Locate each line below that includes "among" and reproduce it.

════════

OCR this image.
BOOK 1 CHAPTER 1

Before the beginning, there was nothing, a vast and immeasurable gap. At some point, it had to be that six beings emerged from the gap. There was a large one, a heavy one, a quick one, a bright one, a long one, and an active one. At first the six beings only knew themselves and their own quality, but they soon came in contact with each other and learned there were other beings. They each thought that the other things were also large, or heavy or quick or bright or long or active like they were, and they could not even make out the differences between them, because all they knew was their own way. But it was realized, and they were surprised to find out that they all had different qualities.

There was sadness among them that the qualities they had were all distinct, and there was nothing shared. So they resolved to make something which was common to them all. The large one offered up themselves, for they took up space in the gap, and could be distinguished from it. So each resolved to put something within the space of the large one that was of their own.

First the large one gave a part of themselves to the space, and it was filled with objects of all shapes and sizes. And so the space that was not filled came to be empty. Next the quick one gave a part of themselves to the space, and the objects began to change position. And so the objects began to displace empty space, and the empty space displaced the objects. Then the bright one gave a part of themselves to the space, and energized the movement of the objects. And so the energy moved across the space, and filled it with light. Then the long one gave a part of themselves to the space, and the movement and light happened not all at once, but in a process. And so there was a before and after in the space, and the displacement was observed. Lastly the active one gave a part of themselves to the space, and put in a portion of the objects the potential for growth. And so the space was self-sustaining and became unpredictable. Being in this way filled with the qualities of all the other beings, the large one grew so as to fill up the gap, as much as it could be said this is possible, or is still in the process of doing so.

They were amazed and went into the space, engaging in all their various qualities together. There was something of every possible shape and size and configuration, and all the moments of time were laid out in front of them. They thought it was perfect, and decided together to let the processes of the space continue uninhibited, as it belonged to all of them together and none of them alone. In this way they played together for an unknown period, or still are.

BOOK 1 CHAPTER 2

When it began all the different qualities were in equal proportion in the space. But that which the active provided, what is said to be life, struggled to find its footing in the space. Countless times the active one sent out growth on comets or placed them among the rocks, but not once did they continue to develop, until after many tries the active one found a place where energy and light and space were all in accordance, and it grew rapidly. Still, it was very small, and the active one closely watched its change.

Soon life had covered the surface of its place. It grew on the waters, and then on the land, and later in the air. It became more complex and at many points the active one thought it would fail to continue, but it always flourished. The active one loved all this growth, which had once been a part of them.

════════

WRITTEN RESPONSE =>
There was sadness among them that the qualities they had were all distinct, and there was nothing shared. So they resolved to make something which was common to them all. The large one offered up themselves, for they took up space in the gap, and could be distinguished from it. So each resolved to put something within the space of the large one that was of their own.
When it began all the different qualities were in equal proportion in the space. But that which the active provided, what is said to be life, struggled to find its footing in the space. Countless times the active one sent out growth on comets or placed them among the rocks, but not once did they continue to develop, until after many tries the active one found a place where energy and light and space were all in accordance, and it grew rapidly. Still, it was very small, and the active one closely watched its change.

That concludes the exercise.